(Set task):
Lines that include the word "complete" are the ones to copy.

(Raw records):

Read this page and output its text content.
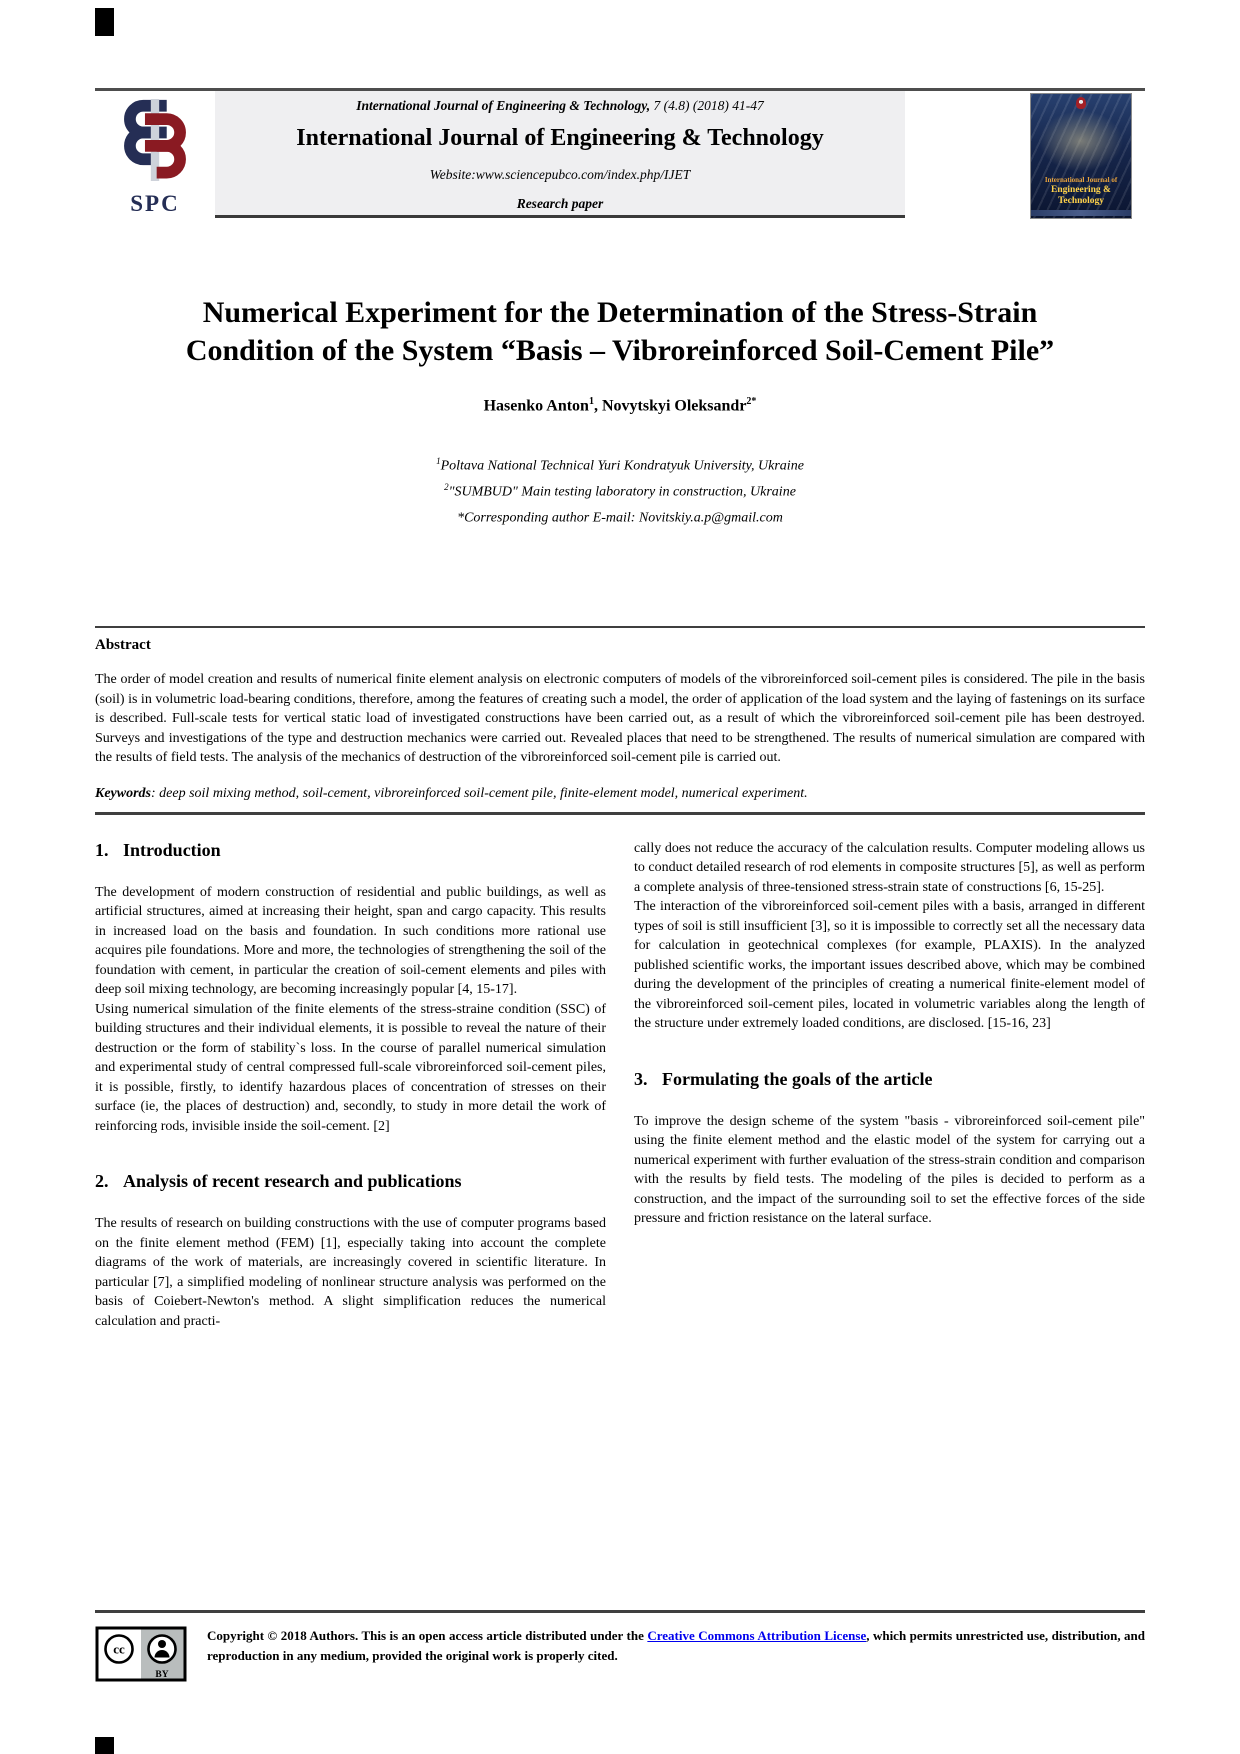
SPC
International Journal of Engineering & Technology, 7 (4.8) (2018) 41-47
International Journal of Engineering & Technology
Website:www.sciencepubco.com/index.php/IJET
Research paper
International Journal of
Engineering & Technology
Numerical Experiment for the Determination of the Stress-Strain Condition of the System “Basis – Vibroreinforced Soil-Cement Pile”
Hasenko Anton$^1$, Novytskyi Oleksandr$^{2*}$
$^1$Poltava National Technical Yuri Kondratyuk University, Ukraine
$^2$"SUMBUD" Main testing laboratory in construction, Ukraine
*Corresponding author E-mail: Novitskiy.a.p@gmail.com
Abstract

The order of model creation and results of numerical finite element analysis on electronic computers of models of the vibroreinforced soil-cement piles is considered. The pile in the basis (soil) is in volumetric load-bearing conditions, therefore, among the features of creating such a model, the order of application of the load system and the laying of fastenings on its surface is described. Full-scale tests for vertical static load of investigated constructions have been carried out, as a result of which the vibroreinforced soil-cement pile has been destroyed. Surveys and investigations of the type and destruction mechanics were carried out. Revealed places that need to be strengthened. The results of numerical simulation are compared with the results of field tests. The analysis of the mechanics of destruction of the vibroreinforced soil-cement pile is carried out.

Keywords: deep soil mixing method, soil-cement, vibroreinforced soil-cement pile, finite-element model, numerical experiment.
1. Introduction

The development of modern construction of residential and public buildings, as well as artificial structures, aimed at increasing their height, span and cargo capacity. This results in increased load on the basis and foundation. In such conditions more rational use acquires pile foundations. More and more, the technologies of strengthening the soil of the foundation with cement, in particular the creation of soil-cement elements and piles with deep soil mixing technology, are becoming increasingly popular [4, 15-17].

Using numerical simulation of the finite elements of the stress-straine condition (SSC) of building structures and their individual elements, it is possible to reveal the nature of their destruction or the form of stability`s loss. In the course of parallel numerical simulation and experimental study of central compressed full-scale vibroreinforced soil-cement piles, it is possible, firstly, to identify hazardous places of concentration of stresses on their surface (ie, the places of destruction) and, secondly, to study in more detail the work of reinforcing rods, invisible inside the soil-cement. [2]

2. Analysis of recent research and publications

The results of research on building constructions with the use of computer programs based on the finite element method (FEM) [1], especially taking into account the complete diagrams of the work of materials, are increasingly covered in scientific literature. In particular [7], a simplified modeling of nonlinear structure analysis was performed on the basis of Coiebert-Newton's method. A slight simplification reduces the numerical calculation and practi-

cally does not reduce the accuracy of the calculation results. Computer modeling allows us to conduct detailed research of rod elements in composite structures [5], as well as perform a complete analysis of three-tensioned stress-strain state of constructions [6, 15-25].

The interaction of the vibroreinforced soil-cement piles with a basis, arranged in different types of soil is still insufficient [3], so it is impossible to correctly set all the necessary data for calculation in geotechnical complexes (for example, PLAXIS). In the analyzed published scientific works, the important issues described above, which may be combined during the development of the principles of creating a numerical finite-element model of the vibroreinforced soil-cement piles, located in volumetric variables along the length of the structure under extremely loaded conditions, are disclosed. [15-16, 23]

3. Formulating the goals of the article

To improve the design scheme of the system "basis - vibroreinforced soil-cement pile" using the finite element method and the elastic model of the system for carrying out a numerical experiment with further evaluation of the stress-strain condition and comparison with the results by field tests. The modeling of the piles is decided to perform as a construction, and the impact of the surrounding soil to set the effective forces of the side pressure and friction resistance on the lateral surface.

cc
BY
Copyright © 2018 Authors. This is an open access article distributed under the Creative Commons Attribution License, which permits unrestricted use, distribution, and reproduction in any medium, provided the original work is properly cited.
...
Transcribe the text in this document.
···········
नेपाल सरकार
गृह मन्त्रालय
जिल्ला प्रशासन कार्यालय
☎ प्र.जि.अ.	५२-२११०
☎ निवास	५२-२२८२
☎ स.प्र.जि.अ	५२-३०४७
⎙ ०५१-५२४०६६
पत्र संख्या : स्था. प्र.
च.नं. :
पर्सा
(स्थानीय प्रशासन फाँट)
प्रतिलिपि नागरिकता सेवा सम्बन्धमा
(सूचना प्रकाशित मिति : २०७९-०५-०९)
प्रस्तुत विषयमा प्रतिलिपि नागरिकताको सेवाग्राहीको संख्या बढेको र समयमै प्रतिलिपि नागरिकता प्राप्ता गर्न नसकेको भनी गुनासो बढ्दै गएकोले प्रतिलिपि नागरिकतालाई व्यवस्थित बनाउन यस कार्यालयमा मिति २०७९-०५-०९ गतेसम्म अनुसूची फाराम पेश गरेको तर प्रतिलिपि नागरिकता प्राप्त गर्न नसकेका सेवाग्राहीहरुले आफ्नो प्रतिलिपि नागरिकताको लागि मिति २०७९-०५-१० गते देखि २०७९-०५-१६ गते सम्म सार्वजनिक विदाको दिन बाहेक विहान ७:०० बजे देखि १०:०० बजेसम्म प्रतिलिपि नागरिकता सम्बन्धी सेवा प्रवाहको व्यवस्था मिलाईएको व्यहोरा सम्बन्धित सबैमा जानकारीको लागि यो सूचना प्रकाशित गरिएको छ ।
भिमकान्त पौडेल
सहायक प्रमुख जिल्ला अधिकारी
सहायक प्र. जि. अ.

(Solution for this exercise):
The results of research on building constructions with the use of computer programs based on the finite element method (FEM) [1], especially taking into account the complete diagrams of the work of materials, are increasingly covered in scientific literature. In particular [7], a simplified modeling of nonlinear structure analysis was performed on the basis of Coiebert-Newton's method. A slight simplification reduces the numerical calculation and practi-
cally does not reduce the accuracy of the calculation results. Computer modeling allows us to conduct detailed research of rod elements in composite structures [5], as well as perform a complete analysis of three-tensioned stress-strain state of constructions [6, 15-25].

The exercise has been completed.